**Set task:** Where a line of the material contains the string "Grafik", copy that line.

╭─ Supplied entries

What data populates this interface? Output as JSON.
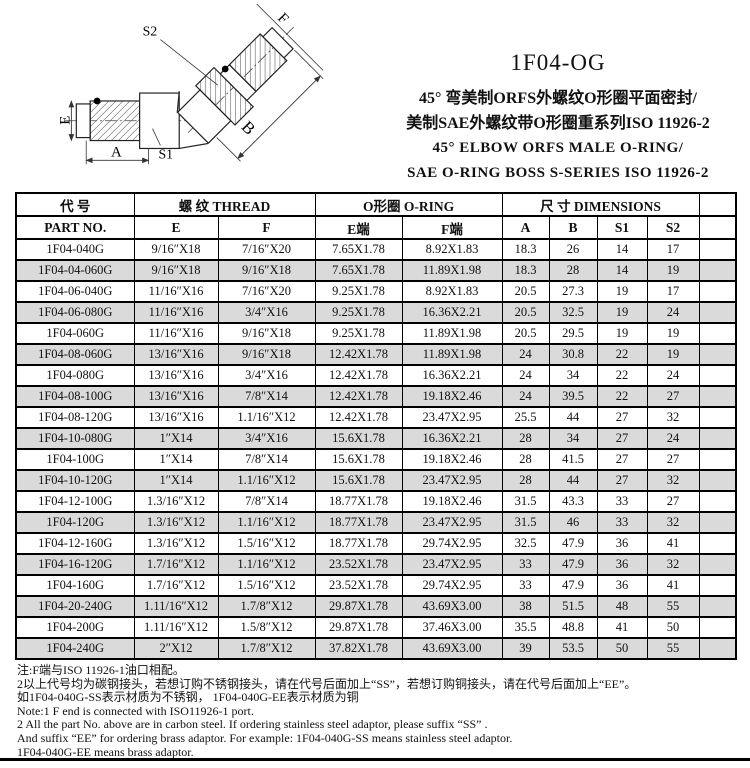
{
  "header": {
    "code": "1F04-OG",
    "title_cn_1": "45° 弯美制ORFS外螺纹O形圈平面密封/",
    "title_cn_2": "美制SAE外螺纹带O形圈重系列ISO 11926-2",
    "title_en_1": "45° ELBOW ORFS MALE O-RING/",
    "title_en_2": "SAE O-RING BOSS S-SERIES ISO 11926-2"
  },
  "drawing": {
    "labels": {
      "e": "E",
      "a": "A",
      "s1": "S1",
      "s2": "S2",
      "b": "B",
      "f": "F"
    }
  },
  "table": {
    "group": {
      "part": "代  号",
      "thread": "螺  纹    THREAD",
      "oring": "O形圈  O-RING",
      "dimensions": "尺  寸    DIMENSIONS",
      "blank": ""
    },
    "columns": [
      "PART NO.",
      "E",
      "F",
      "E端",
      "F端",
      "A",
      "B",
      "S1",
      "S2",
      ""
    ],
    "rows": [
      [
        "1F04-040G",
        "9/16″X18",
        "7/16″X20",
        "7.65X1.78",
        "8.92X1.83",
        "18.3",
        "26",
        "14",
        "17"
      ],
      [
        "1F04-04-060G",
        "9/16″X18",
        "9/16″X18",
        "7.65X1.78",
        "11.89X1.98",
        "18.3",
        "28",
        "14",
        "19"
      ],
      [
        "1F04-06-040G",
        "11/16″X16",
        "7/16″X20",
        "9.25X1.78",
        "8.92X1.83",
        "20.5",
        "27.3",
        "19",
        "17"
      ],
      [
        "1F04-06-080G",
        "11/16″X16",
        "3/4″X16",
        "9.25X1.78",
        "16.36X2.21",
        "20.5",
        "32.5",
        "19",
        "24"
      ],
      [
        "1F04-060G",
        "11/16″X16",
        "9/16″X18",
        "9.25X1.78",
        "11.89X1.98",
        "20.5",
        "29.5",
        "19",
        "19"
      ],
      [
        "1F04-08-060G",
        "13/16″X16",
        "9/16″X18",
        "12.42X1.78",
        "11.89X1.98",
        "24",
        "30.8",
        "22",
        "19"
      ],
      [
        "1F04-080G",
        "13/16″X16",
        "3/4″X16",
        "12.42X1.78",
        "16.36X2.21",
        "24",
        "34",
        "22",
        "24"
      ],
      [
        "1F04-08-100G",
        "13/16″X16",
        "7/8″X14",
        "12.42X1.78",
        "19.18X2.46",
        "24",
        "39.5",
        "22",
        "27"
      ],
      [
        "1F04-08-120G",
        "13/16″X16",
        "1.1/16″X12",
        "12.42X1.78",
        "23.47X2.95",
        "25.5",
        "44",
        "27",
        "32"
      ],
      [
        "1F04-10-080G",
        "1″X14",
        "3/4″X16",
        "15.6X1.78",
        "16.36X2.21",
        "28",
        "34",
        "27",
        "24"
      ],
      [
        "1F04-100G",
        "1″X14",
        "7/8″X14",
        "15.6X1.78",
        "19.18X2.46",
        "28",
        "41.5",
        "27",
        "27"
      ],
      [
        "1F04-10-120G",
        "1″X14",
        "1.1/16″X12",
        "15.6X1.78",
        "23.47X2.95",
        "28",
        "44",
        "27",
        "32"
      ],
      [
        "1F04-12-100G",
        "1.3/16″X12",
        "7/8″X14",
        "18.77X1.78",
        "19.18X2.46",
        "31.5",
        "43.3",
        "33",
        "27"
      ],
      [
        "1F04-120G",
        "1.3/16″X12",
        "1.1/16″X12",
        "18.77X1.78",
        "23.47X2.95",
        "31.5",
        "46",
        "33",
        "32"
      ],
      [
        "1F04-12-160G",
        "1.3/16″X12",
        "1.5/16″X12",
        "18.77X1.78",
        "29.74X2.95",
        "32.5",
        "47.9",
        "36",
        "41"
      ],
      [
        "1F04-16-120G",
        "1.7/16″X12",
        "1.1/16″X12",
        "23.52X1.78",
        "23.47X2.95",
        "33",
        "47.9",
        "36",
        "32"
      ],
      [
        "1F04-160G",
        "1.7/16″X12",
        "1.5/16″X12",
        "23.52X1.78",
        "29.74X2.95",
        "33",
        "47.9",
        "36",
        "41"
      ],
      [
        "1F04-20-240G",
        "1.11/16″X12",
        "1.7/8″X12",
        "29.87X1.78",
        "43.69X3.00",
        "38",
        "51.5",
        "48",
        "55"
      ],
      [
        "1F04-200G",
        "1.11/16″X12",
        "1.5/8″X12",
        "29.87X1.78",
        "37.46X3.00",
        "35.5",
        "48.8",
        "41",
        "50"
      ],
      [
        "1F04-240G",
        "2″X12",
        "1.7/8″X12",
        "37.82X1.78",
        "43.69X3.00",
        "39",
        "53.5",
        "50",
        "55"
      ]
    ]
  },
  "notes": [
    "注:F端与ISO 11926-1油口相配。",
    "2以上代号均为碳钢接头，若想订购不锈钢接头，请在代号后面加上“SS”，若想订购铜接头，请在代号后面加上“EE”。",
    "如1F04-040G-SS表示材质为不锈钢， 1F04-040G-EE表示材质为铜",
    "Note:1  F end is connected with ISO11926-1 port.",
    "2 All the part No. above are in carbon steel. If ordering stainless steel adaptor, please suffix “SS” .",
    "And suffix “EE” for ordering brass adaptor. For example: 1F04-040G-SS  means stainless steel adaptor.",
    "1F04-040G-EE means brass adaptor."
  ]
}
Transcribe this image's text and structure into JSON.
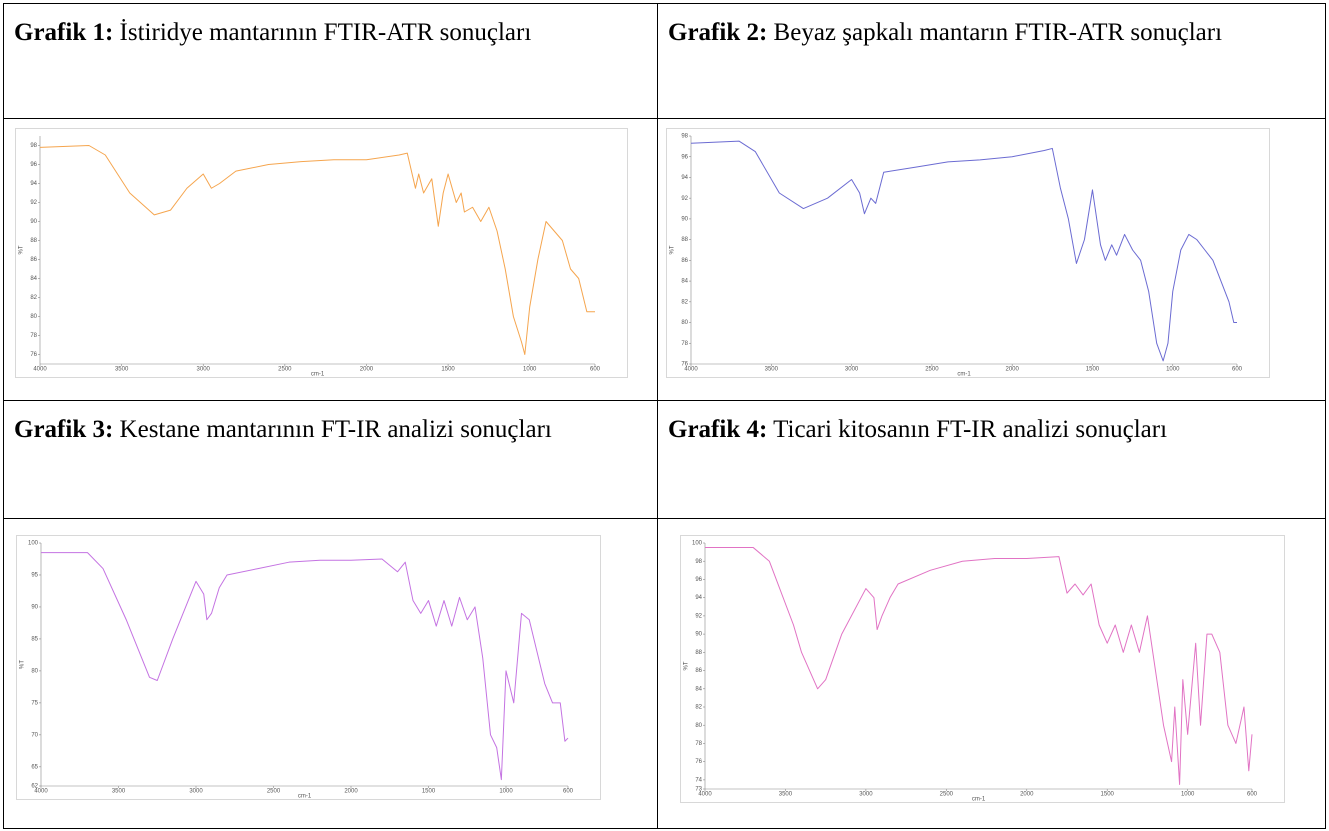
{
  "table": {
    "rows": [
      [
        {
          "label": "Grafik 1:",
          "text": "İstiridye mantarının FTIR-ATR sonuçları"
        },
        {
          "label": "Grafik 2:",
          "text": "Beyaz şapkalı mantarın FTIR-ATR sonuçları"
        }
      ],
      [
        {
          "label": "Grafik 3:",
          "text": "Kestane mantarının FT-IR analizi sonuçları"
        },
        {
          "label": "Grafik 4:",
          "text": "Ticari kitosanın FT-IR analizi sonuçları"
        }
      ]
    ]
  },
  "chart_data": [
    {
      "type": "line",
      "x_label": "cm-1",
      "y_label": "%T",
      "xlim": [
        4000,
        600
      ],
      "ylim": [
        75,
        99
      ],
      "xticks": [
        4000,
        3500,
        3000,
        2500,
        2000,
        1500,
        1000,
        600
      ],
      "yticks": [
        76,
        78,
        80,
        82,
        84,
        86,
        88,
        90,
        92,
        94,
        96,
        98
      ],
      "x": [
        4000,
        3700,
        3600,
        3450,
        3300,
        3200,
        3100,
        3000,
        2950,
        2900,
        2800,
        2600,
        2400,
        2200,
        2000,
        1800,
        1750,
        1700,
        1680,
        1650,
        1600,
        1560,
        1530,
        1500,
        1450,
        1420,
        1400,
        1350,
        1300,
        1250,
        1200,
        1150,
        1100,
        1050,
        1030,
        1000,
        950,
        900,
        850,
        800,
        750,
        700,
        650,
        600
      ],
      "series": [
        {
          "color": "#f5a54e",
          "values": [
            97.8,
            98,
            97,
            93,
            90.7,
            91.2,
            93.5,
            95,
            93.5,
            94,
            95.3,
            96,
            96.3,
            96.5,
            96.5,
            97,
            97.2,
            93.5,
            95,
            93,
            94.5,
            89.5,
            93,
            95,
            92,
            93,
            91,
            91.5,
            90,
            91.5,
            89,
            85,
            80,
            77.3,
            76,
            81,
            86,
            90,
            89,
            88,
            85,
            84,
            80.5,
            80.5
          ]
        }
      ]
    },
    {
      "type": "line",
      "x_label": "cm-1",
      "y_label": "%T",
      "xlim": [
        4000,
        600
      ],
      "ylim": [
        76,
        98
      ],
      "xticks": [
        4000,
        3500,
        3000,
        2500,
        2000,
        1500,
        1000,
        600
      ],
      "yticks": [
        76,
        78,
        80,
        82,
        84,
        86,
        88,
        90,
        92,
        94,
        96,
        98
      ],
      "x": [
        4000,
        3700,
        3600,
        3450,
        3300,
        3150,
        3000,
        2950,
        2920,
        2880,
        2850,
        2800,
        2600,
        2400,
        2200,
        2000,
        1800,
        1750,
        1700,
        1650,
        1600,
        1550,
        1500,
        1450,
        1420,
        1380,
        1350,
        1300,
        1250,
        1200,
        1150,
        1100,
        1060,
        1030,
        1000,
        950,
        900,
        850,
        800,
        750,
        700,
        650,
        620,
        600
      ],
      "series": [
        {
          "color": "#6b6bd2",
          "values": [
            97.3,
            97.5,
            96.5,
            92.5,
            91,
            92,
            93.8,
            92.5,
            90.5,
            92,
            91.5,
            94.5,
            95,
            95.5,
            95.7,
            96,
            96.6,
            96.8,
            93,
            90,
            85.7,
            88,
            92.8,
            87.5,
            86,
            87.5,
            86.5,
            88.5,
            87,
            86,
            83,
            78,
            76.3,
            78,
            83,
            87,
            88.5,
            88,
            87,
            86,
            84,
            82,
            80,
            80
          ]
        }
      ]
    },
    {
      "type": "line",
      "x_label": "cm-1",
      "y_label": "%T",
      "xlim": [
        4000,
        600
      ],
      "ylim": [
        62,
        100
      ],
      "xticks": [
        4000,
        3500,
        3000,
        2500,
        2000,
        1500,
        1000,
        600
      ],
      "yticks": [
        62,
        65,
        70,
        75,
        80,
        85,
        90,
        95,
        100
      ],
      "x": [
        4000,
        3700,
        3600,
        3450,
        3300,
        3250,
        3150,
        3000,
        2950,
        2930,
        2900,
        2850,
        2800,
        2600,
        2400,
        2200,
        2000,
        1800,
        1750,
        1700,
        1650,
        1600,
        1550,
        1500,
        1450,
        1400,
        1350,
        1300,
        1250,
        1200,
        1150,
        1100,
        1060,
        1030,
        1000,
        950,
        900,
        850,
        800,
        750,
        700,
        650,
        620,
        600
      ],
      "series": [
        {
          "color": "#c473e2",
          "values": [
            98.5,
            98.5,
            96,
            88,
            79,
            78.5,
            85,
            94,
            92,
            88,
            89,
            93,
            95,
            96,
            97,
            97.3,
            97.3,
            97.5,
            96.5,
            95.5,
            97,
            91,
            89,
            91,
            87,
            91,
            87,
            91.5,
            88,
            90,
            82,
            70,
            68,
            63,
            80,
            75,
            89,
            88,
            83,
            78,
            75,
            75,
            69,
            69.5
          ]
        }
      ]
    },
    {
      "type": "line",
      "x_label": "cm-1",
      "y_label": "%T",
      "xlim": [
        4000,
        600
      ],
      "ylim": [
        73,
        100
      ],
      "xticks": [
        4000,
        3500,
        3000,
        2500,
        2000,
        1500,
        1000,
        600
      ],
      "yticks": [
        73,
        74,
        76,
        78,
        80,
        82,
        84,
        86,
        88,
        90,
        92,
        94,
        96,
        98,
        100
      ],
      "x": [
        4000,
        3700,
        3600,
        3450,
        3400,
        3300,
        3250,
        3150,
        3000,
        2950,
        2930,
        2900,
        2850,
        2800,
        2600,
        2400,
        2200,
        2000,
        1800,
        1750,
        1700,
        1650,
        1600,
        1550,
        1500,
        1450,
        1400,
        1350,
        1300,
        1250,
        1200,
        1150,
        1100,
        1080,
        1050,
        1030,
        1000,
        950,
        920,
        880,
        850,
        800,
        750,
        700,
        650,
        620,
        600
      ],
      "series": [
        {
          "color": "#e173c4",
          "values": [
            99.5,
            99.5,
            98,
            91,
            88,
            84,
            85,
            90,
            95,
            94,
            90.5,
            92,
            94,
            95.5,
            97,
            98,
            98.3,
            98.3,
            98.5,
            94.5,
            95.5,
            94.3,
            95.5,
            91,
            89,
            91,
            88,
            91,
            88,
            92,
            86,
            80,
            76,
            82,
            73.5,
            85,
            79,
            89,
            80,
            90,
            90,
            88,
            80,
            78,
            82,
            75,
            79
          ]
        }
      ]
    }
  ]
}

╰─

**Answer to this task:**
          "label": "Grafik 1:",
          "label": "Grafik 2:",
          "label": "Grafik 3:",
          "label": "Grafik 4:",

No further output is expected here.